**Data for this exercise**

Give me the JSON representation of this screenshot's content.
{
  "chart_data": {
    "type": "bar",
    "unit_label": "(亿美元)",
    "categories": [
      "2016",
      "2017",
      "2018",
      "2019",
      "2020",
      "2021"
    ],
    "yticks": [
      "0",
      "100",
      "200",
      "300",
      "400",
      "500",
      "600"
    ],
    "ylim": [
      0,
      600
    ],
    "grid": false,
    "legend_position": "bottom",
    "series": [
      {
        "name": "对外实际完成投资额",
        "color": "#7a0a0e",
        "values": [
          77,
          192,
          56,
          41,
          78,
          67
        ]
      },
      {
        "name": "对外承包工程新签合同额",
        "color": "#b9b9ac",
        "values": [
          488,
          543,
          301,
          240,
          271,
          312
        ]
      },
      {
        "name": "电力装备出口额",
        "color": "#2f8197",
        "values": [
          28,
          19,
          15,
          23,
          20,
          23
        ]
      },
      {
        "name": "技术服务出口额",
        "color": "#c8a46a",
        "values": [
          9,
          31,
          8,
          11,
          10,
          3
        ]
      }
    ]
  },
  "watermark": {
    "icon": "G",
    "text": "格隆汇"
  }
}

--

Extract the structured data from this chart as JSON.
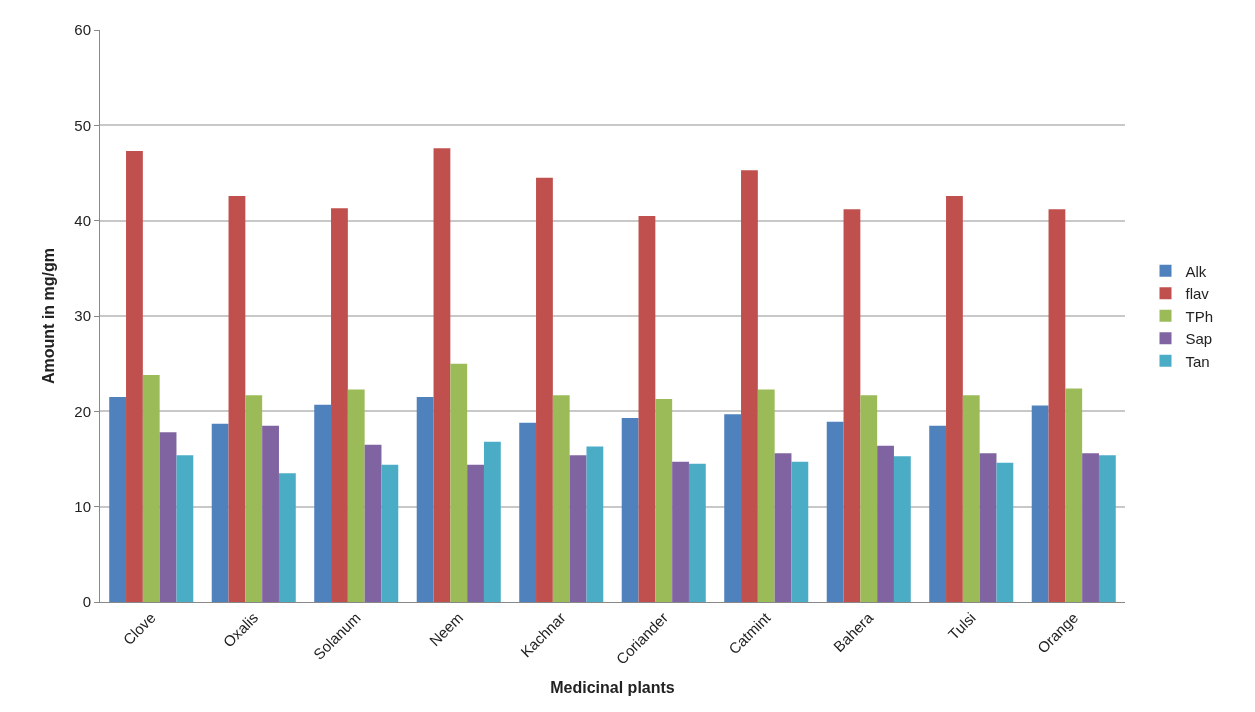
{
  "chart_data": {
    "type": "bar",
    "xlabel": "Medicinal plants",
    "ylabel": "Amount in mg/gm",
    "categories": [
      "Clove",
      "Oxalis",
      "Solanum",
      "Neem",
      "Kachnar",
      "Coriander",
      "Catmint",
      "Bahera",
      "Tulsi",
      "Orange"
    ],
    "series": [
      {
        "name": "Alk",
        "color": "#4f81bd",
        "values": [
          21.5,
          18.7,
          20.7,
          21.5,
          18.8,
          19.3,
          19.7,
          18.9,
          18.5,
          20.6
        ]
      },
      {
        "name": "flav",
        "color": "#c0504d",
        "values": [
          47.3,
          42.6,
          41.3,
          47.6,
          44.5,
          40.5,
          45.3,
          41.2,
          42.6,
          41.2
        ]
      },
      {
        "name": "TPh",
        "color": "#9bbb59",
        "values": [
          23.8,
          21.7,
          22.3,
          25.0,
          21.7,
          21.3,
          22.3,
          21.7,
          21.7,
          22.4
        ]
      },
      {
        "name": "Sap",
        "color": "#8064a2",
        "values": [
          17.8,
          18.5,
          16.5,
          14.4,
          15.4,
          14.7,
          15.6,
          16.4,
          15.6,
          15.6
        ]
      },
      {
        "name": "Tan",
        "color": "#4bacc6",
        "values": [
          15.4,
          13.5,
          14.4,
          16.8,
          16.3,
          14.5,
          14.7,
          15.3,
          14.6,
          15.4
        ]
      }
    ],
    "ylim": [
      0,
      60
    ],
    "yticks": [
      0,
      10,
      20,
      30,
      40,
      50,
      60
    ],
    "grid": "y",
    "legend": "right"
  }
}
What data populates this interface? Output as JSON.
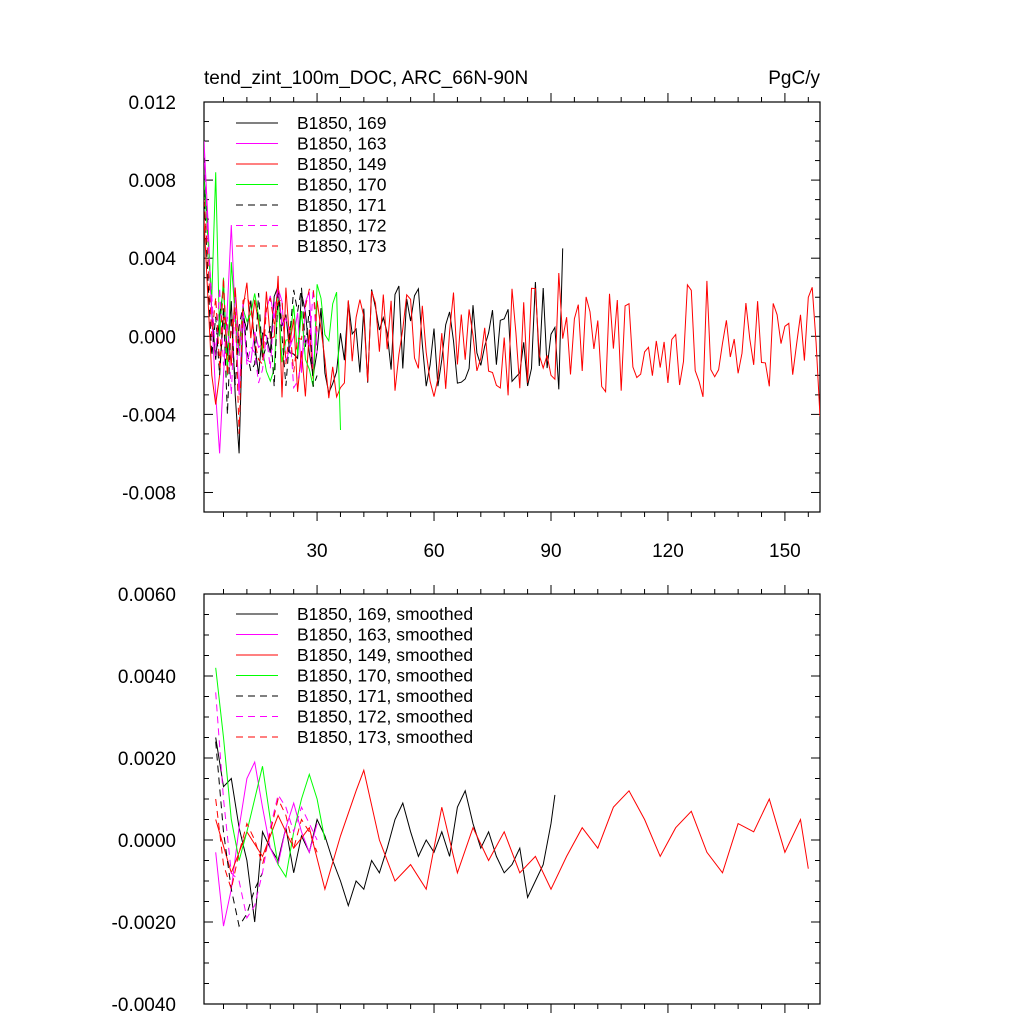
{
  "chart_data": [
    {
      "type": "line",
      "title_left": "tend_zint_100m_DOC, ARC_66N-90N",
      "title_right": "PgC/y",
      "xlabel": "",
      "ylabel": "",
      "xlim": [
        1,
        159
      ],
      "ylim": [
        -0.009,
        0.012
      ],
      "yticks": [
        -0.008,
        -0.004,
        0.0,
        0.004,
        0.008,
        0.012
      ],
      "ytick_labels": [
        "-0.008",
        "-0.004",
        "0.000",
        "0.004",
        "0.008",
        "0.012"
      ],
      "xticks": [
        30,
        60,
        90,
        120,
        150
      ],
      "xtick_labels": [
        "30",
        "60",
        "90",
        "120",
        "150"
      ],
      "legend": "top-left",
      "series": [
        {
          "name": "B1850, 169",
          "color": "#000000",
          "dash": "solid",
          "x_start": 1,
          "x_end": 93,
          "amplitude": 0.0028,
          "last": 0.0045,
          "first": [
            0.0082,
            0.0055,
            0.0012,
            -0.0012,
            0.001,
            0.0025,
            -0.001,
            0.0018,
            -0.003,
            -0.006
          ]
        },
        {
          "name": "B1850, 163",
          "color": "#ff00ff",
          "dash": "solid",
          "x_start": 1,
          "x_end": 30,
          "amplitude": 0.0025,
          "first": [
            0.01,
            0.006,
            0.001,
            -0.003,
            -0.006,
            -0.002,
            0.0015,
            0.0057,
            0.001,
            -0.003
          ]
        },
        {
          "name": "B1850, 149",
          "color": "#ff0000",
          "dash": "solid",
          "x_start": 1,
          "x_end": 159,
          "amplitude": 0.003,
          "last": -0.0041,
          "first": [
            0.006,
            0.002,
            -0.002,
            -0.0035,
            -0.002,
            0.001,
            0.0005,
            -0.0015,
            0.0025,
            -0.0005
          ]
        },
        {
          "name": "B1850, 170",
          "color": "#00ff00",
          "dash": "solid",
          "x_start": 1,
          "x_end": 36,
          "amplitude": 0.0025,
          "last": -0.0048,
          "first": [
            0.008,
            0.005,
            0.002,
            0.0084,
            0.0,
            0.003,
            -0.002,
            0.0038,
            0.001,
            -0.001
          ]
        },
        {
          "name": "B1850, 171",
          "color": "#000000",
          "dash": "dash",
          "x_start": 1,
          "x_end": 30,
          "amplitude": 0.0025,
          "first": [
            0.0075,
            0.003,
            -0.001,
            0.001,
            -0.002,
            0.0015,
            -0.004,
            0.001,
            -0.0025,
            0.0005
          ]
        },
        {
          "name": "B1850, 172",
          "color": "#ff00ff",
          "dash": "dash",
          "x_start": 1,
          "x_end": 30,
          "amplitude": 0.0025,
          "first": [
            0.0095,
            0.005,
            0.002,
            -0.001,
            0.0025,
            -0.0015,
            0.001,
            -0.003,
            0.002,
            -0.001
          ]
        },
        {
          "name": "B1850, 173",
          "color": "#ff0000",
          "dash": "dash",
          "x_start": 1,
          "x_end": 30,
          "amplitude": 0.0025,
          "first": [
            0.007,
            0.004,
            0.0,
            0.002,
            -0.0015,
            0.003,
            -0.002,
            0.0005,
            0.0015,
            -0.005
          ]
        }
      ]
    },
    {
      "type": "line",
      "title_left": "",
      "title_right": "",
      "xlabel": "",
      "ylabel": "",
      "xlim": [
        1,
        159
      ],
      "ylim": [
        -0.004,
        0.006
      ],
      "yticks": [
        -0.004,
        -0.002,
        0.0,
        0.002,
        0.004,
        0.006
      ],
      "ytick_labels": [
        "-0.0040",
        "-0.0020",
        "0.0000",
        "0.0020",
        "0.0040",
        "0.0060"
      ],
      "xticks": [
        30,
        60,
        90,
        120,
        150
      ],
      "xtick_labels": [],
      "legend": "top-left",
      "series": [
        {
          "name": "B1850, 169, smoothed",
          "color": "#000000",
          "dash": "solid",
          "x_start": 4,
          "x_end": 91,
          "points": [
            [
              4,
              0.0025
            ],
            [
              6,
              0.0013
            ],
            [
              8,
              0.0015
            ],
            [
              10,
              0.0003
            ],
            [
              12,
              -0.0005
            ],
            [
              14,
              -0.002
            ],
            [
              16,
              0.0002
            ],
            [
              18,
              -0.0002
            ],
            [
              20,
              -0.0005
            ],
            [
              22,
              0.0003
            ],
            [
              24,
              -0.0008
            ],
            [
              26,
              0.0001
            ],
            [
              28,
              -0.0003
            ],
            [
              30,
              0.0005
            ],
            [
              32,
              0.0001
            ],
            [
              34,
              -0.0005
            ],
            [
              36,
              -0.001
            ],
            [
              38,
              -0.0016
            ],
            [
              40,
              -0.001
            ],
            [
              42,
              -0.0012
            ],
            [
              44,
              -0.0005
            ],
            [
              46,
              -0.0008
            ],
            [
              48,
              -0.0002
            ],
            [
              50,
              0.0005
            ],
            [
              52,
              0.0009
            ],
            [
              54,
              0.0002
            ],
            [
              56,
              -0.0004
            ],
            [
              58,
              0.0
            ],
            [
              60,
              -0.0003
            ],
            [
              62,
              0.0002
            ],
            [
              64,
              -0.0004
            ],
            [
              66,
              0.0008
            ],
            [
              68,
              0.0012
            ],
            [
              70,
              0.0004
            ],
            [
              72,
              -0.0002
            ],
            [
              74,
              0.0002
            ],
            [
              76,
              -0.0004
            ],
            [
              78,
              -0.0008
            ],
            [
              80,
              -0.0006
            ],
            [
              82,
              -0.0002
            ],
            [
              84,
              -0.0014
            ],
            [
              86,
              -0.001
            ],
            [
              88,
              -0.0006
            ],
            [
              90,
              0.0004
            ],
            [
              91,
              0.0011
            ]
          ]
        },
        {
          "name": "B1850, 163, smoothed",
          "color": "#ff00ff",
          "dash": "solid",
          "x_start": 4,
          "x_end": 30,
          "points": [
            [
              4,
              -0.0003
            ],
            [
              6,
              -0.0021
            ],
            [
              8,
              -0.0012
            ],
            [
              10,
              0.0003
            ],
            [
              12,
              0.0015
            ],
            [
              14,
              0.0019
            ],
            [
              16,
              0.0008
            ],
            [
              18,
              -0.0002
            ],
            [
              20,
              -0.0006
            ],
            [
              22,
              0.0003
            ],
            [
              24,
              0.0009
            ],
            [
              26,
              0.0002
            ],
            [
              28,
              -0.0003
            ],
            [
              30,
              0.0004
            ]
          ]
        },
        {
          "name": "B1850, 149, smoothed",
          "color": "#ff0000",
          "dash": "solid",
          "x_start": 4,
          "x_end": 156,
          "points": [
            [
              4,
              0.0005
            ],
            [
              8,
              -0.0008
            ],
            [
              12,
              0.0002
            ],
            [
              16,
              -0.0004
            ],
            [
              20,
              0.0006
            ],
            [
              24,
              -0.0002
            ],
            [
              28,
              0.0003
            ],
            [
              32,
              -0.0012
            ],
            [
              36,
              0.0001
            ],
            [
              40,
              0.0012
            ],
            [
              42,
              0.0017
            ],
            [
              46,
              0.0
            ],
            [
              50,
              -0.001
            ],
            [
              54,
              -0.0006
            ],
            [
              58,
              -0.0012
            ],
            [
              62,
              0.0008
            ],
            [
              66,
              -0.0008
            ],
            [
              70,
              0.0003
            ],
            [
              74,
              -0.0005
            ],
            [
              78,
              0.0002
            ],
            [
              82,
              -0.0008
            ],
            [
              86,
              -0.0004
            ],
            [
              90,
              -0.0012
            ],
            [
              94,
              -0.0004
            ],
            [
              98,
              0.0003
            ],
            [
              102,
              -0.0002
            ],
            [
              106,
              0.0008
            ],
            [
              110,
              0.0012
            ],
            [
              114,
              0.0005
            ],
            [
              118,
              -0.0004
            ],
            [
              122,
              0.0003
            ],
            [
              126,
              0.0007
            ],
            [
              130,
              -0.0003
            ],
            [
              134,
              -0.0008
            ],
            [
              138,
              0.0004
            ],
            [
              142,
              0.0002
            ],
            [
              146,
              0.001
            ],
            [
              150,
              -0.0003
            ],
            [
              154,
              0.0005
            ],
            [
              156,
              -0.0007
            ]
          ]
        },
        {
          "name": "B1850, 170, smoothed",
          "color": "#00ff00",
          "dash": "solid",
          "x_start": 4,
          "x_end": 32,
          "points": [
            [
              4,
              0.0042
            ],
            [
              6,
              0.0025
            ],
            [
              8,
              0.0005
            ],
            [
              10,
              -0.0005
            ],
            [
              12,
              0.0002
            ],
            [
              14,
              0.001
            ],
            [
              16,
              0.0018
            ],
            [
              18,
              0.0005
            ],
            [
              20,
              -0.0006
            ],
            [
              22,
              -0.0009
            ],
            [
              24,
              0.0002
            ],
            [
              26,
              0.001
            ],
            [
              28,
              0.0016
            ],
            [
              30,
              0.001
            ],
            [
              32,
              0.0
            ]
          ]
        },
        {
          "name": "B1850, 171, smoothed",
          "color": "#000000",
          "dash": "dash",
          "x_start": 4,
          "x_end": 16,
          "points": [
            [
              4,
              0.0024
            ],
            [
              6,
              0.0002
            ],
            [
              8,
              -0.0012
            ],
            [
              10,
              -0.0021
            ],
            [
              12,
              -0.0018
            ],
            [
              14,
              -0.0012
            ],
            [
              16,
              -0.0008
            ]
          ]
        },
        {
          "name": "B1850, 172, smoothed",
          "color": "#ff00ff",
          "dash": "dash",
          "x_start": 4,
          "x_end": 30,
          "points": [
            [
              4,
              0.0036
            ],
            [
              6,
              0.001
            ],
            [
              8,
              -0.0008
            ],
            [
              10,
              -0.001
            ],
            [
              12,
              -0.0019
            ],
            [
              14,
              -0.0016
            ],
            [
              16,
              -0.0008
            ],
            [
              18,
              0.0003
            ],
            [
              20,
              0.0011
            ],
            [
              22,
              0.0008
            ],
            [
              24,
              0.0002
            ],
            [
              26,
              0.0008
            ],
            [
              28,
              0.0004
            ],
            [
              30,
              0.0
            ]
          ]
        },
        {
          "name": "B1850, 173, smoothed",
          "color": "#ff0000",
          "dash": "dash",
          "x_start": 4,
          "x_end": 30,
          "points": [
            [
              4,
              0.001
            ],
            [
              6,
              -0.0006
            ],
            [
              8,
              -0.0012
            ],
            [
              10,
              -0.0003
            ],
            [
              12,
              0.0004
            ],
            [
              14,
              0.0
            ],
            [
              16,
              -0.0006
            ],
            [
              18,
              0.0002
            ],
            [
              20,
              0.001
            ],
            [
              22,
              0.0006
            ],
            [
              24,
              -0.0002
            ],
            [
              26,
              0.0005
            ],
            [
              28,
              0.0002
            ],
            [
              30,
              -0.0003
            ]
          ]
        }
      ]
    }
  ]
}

**Short exercise**
Using the listing above, return all lines where the word "JSON" occurs.

**Solution to this exercise**
Give me the JSON representation of this screenshot's content.
Extract the structured data from this chart as JSON.
What data populates this interface? Output as JSON.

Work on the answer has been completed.